* Problem to work on
Locate the string "JSON" in the records below. Copy every line where it occurs.

* begin Raw records *

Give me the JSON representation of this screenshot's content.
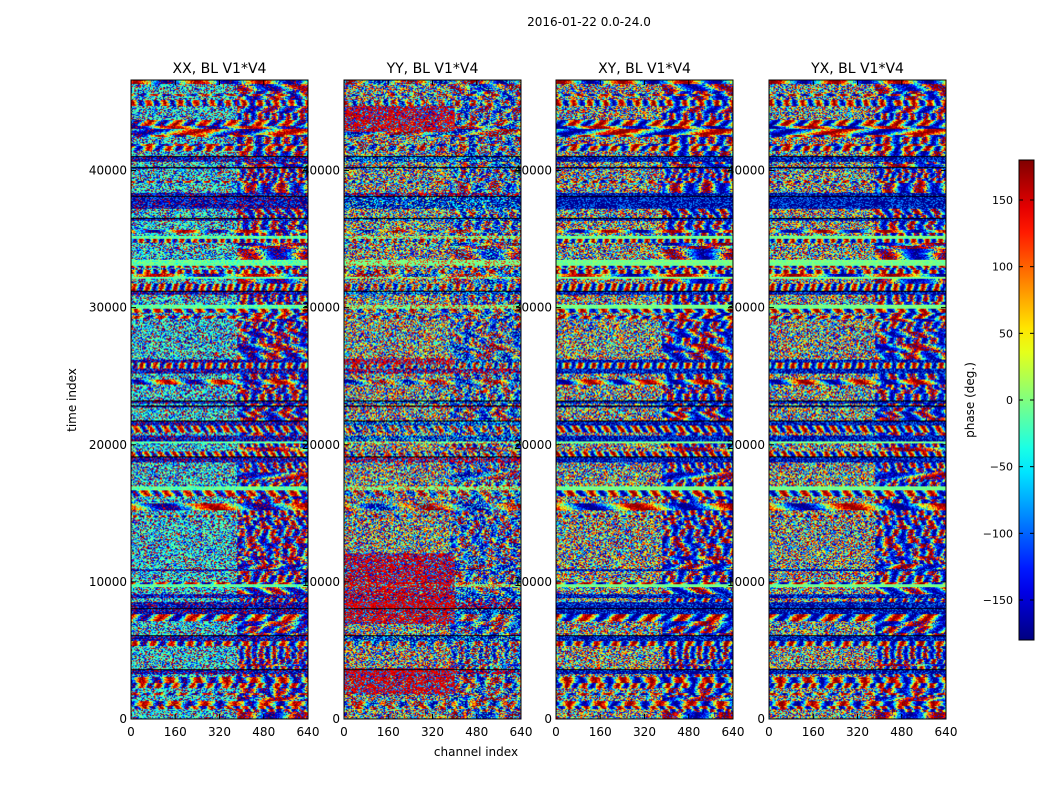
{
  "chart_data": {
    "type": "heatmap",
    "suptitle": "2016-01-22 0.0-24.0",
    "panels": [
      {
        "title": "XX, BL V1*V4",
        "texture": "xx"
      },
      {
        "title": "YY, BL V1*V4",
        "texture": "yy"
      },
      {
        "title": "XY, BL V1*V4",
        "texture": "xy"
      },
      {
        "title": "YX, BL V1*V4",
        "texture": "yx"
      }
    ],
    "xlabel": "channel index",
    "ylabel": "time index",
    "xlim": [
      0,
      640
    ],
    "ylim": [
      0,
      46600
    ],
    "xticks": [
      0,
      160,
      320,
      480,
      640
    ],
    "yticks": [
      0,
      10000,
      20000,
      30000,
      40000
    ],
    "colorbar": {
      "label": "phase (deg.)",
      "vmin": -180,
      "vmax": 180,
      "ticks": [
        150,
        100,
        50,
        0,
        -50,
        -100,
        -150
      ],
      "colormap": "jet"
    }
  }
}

* end Raw records *
* begin Raw records *

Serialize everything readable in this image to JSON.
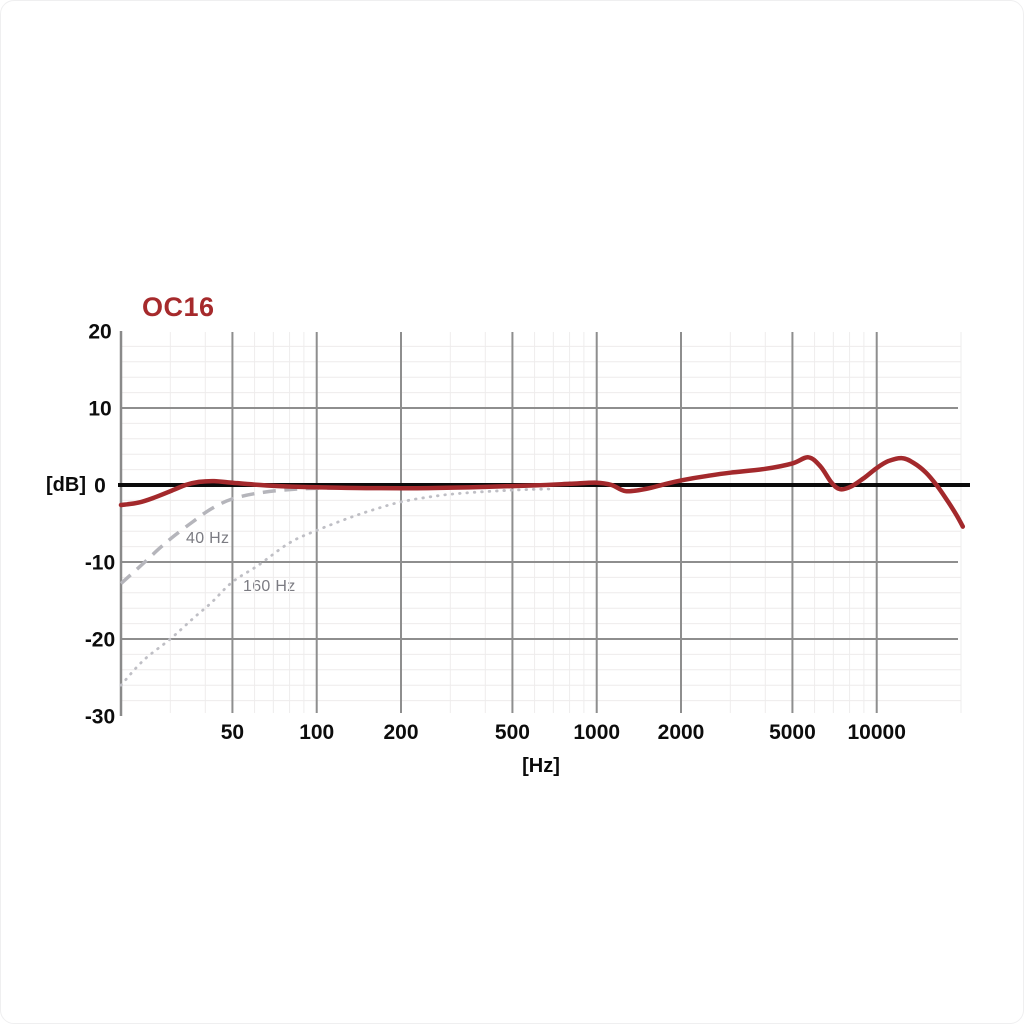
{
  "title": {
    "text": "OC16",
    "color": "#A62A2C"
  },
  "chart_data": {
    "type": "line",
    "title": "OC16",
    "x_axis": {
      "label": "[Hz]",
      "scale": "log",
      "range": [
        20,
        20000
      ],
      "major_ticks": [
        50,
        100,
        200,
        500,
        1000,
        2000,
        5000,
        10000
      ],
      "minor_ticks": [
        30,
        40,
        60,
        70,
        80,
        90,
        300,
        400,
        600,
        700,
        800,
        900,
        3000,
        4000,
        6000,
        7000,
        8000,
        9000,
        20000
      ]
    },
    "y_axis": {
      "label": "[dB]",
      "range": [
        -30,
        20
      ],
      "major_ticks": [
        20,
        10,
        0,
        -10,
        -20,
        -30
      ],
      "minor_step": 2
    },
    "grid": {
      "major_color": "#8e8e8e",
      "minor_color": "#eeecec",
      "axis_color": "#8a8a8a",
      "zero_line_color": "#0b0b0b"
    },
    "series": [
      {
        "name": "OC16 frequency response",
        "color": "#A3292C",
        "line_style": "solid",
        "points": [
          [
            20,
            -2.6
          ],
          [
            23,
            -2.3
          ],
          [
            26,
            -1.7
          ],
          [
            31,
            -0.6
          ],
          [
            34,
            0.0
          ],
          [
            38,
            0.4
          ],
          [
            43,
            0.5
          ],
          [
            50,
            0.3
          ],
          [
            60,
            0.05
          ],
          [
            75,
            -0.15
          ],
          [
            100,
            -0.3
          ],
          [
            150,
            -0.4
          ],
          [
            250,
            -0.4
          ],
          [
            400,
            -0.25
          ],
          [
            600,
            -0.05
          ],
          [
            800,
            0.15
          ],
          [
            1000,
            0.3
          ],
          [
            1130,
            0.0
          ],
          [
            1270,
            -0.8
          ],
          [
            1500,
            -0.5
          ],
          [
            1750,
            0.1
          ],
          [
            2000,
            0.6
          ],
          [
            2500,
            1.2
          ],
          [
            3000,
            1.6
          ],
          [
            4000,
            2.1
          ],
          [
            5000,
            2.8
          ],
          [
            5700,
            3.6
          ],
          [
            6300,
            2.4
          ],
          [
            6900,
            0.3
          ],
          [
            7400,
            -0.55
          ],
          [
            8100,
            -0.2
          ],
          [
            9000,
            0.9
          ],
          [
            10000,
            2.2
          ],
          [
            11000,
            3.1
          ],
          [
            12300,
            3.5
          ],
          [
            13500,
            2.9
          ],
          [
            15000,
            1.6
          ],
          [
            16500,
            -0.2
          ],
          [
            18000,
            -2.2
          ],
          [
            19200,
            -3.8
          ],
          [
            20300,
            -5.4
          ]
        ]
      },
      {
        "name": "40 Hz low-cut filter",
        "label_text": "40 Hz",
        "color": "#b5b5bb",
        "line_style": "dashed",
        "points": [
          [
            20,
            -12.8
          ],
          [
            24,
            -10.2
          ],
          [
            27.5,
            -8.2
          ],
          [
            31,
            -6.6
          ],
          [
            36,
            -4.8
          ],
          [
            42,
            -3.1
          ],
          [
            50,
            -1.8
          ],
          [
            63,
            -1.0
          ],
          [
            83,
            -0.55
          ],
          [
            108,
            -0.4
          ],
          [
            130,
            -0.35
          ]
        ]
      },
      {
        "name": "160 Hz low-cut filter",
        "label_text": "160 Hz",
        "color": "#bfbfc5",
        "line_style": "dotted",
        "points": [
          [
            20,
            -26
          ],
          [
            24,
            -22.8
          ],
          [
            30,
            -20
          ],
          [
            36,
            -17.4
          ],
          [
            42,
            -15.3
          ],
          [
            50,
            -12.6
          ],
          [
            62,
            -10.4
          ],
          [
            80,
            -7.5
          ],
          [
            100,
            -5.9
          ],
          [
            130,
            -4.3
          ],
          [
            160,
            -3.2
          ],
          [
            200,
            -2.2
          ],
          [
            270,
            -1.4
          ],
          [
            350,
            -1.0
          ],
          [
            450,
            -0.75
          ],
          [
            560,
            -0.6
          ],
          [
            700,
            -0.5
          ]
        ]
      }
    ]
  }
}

* end Raw records *

* Exercise output
Give me the JSON representation of this screenshot's content.
Serialize everything readable in this image to JSON.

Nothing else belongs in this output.